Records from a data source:
**********

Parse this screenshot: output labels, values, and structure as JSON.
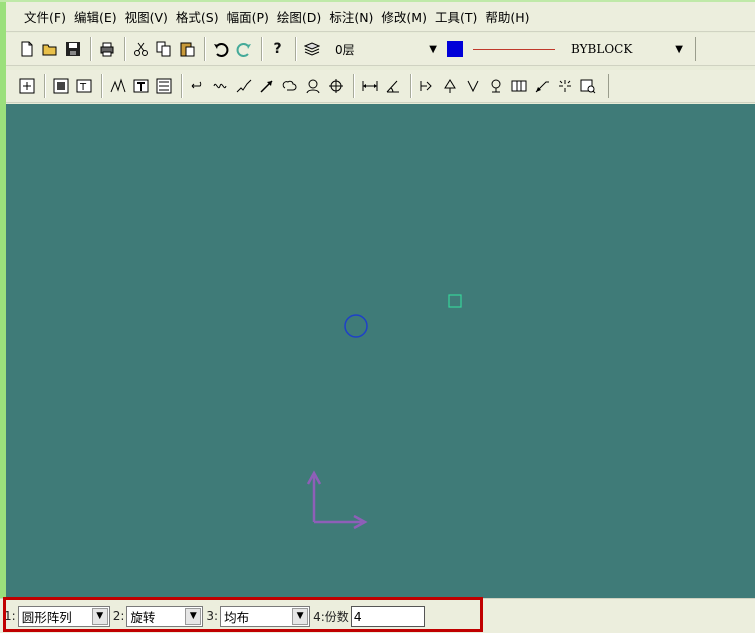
{
  "menu": [
    "文件(F)",
    "编辑(E)",
    "视图(V)",
    "格式(S)",
    "幅面(P)",
    "绘图(D)",
    "标注(N)",
    "修改(M)",
    "工具(T)",
    "帮助(H)"
  ],
  "toolbar1": {
    "layer_value": "0层",
    "linewidth_value": "BYBLOCK",
    "color_swatch": "#0000d8",
    "linetype_color": "#c0392b"
  },
  "icons": {
    "toolbar1": [
      "new-file-icon",
      "open-folder-icon",
      "save-icon",
      "print-icon",
      "cut-icon",
      "copy-icon",
      "paste-icon",
      "undo-icon",
      "redo-icon",
      "help-icon",
      "layer-manager-icon"
    ],
    "toolbar2": [
      "zoom-extents-icon",
      "zoom-window-icon",
      "text-style-icon",
      "polyline-text-icon",
      "multiline-text-icon",
      "block-insert-icon",
      "arc-icon",
      "wave-curve-icon",
      "zigzag-icon",
      "arrow-pointer-icon",
      "cloud-curve-icon",
      "hatch-icon",
      "cross-mark-icon",
      "dimension-linear-icon",
      "dimension-angular-icon",
      "weld-symbol-icon",
      "surface-symbol-icon",
      "tolerance-icon",
      "datum-icon",
      "rough-symbol-icon",
      "leader-icon",
      "balloon-icon",
      "inquiry-icon"
    ]
  },
  "canvas": {
    "background": "#3f7b78",
    "circle_color": "#1e40c8",
    "marker_color": "#38d49a",
    "axis_color": "#8e5fb8"
  },
  "command_bar": {
    "label1": "1:",
    "select1_value": "圆形阵列",
    "label2": "2:",
    "select2_value": "旋转",
    "label3": "3:",
    "select3_value": "均布",
    "label4": "4:份数",
    "count_value": "4"
  }
}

**********

From the data above, copy each line that holds "dimension".

▶ [Written response]:
      "dimension-linear-icon",
      "dimension-angular-icon",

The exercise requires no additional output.